**SELECTED EXCERPT**:
**********

I had the good fortune of riding along with a coast to coast trucker (18 wheelers) before entering high school from North Carolina to California, round trip. The differences between some of the stops were incredible. Some of the destinations' docks unloaded the large behemoths that were packed to the gills in a matter of hours. Some took days because of a lack of a decent dock, help and equipment. This is real guys. No handwavium used here at all.
Please do forgive the snips. Snipped not for brevity, but for the emotional content and feel.
RFC wrote:Hope you like it.
I do indeed RFC. Intensely. I have often said that an author is only as good as his ability to invoke tears of emotional involvement. No matter the taste of the tears. No tears, no deal. I must share the emotional content of this passage that was not, is not, lost on me. If only for those who may have missed it, and for those who may not be familiar with the ballad. And for those just needing a ride back down memory lane. A quite powerful and emotional ballad it is for me, that induces many tears and the memories of a bygone, but never forgotten era. The ballad will help place you in the shoes of the young Clayton.
Do pardon my bold to call attention.JULY 1922 POST DIASPORA
Unicorn Belt
Manticore B
Star Empire of Manticore
Waiting, as it happened, for Phil Clayton, and he wondered again how he’d drawn the duty. Oh, he had the engineering background for it, but so did a lot of other officers, and he hated his new assignment. Maybe they had been enemy vessels, but they’d been ships, and he’d loved the inner magic of ships for as long as he could recall.
His earliest memories were of standing with his nose pressed to the window on the south side of his parents’ modest house, watching the atmospheric counter-grav freighters drive across the heavens, splashed in sunlight and cloud shadow, gleaming like the Tester’s own promise of beauty. Pygmies compared to the doomed ships outside his shuttle at the moment, of course, but enormous for pre-Alliance Grayson.

**********

**WHAT YOU SHOULD DO**: From the post above, return word for word the passage that begins at the words "Please do forgive" and stops after the words "the young Clayton.".

**INFORMATION PROVIDED**:
**********

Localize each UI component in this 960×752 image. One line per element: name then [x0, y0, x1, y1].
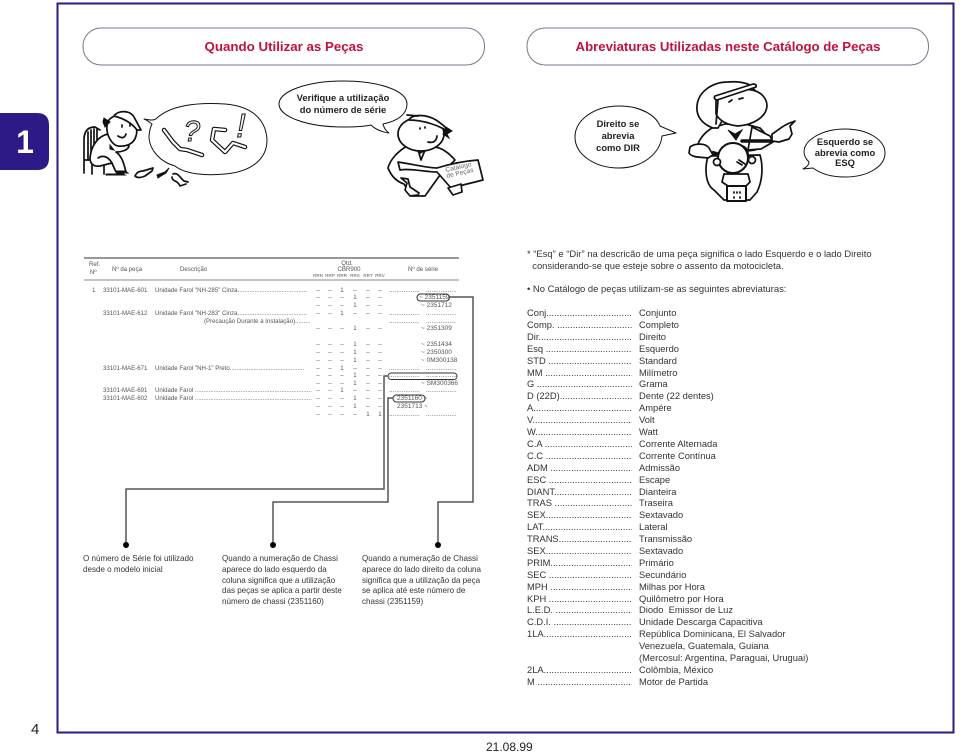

**********

**EXERCISE RESULT**:
Please do forgive the snips. Snipped not for brevity, but for the emotional content and feel.
RFC wrote:Hope you like it.
I do indeed RFC. Intensely. I have often said that an author is only as good as his ability to invoke tears of emotional involvement. No matter the taste of the tears. No tears, no deal. I must share the emotional content of this passage that was not, is not, lost on me. If only for those who may have missed it, and for those who may not be familiar with the ballad. And for those just needing a ride back down memory lane. A quite powerful and emotional ballad it is for me, that induces many tears and the memories of a bygone, but never forgotten era. The ballad will help place you in the shoes of the young Clayton.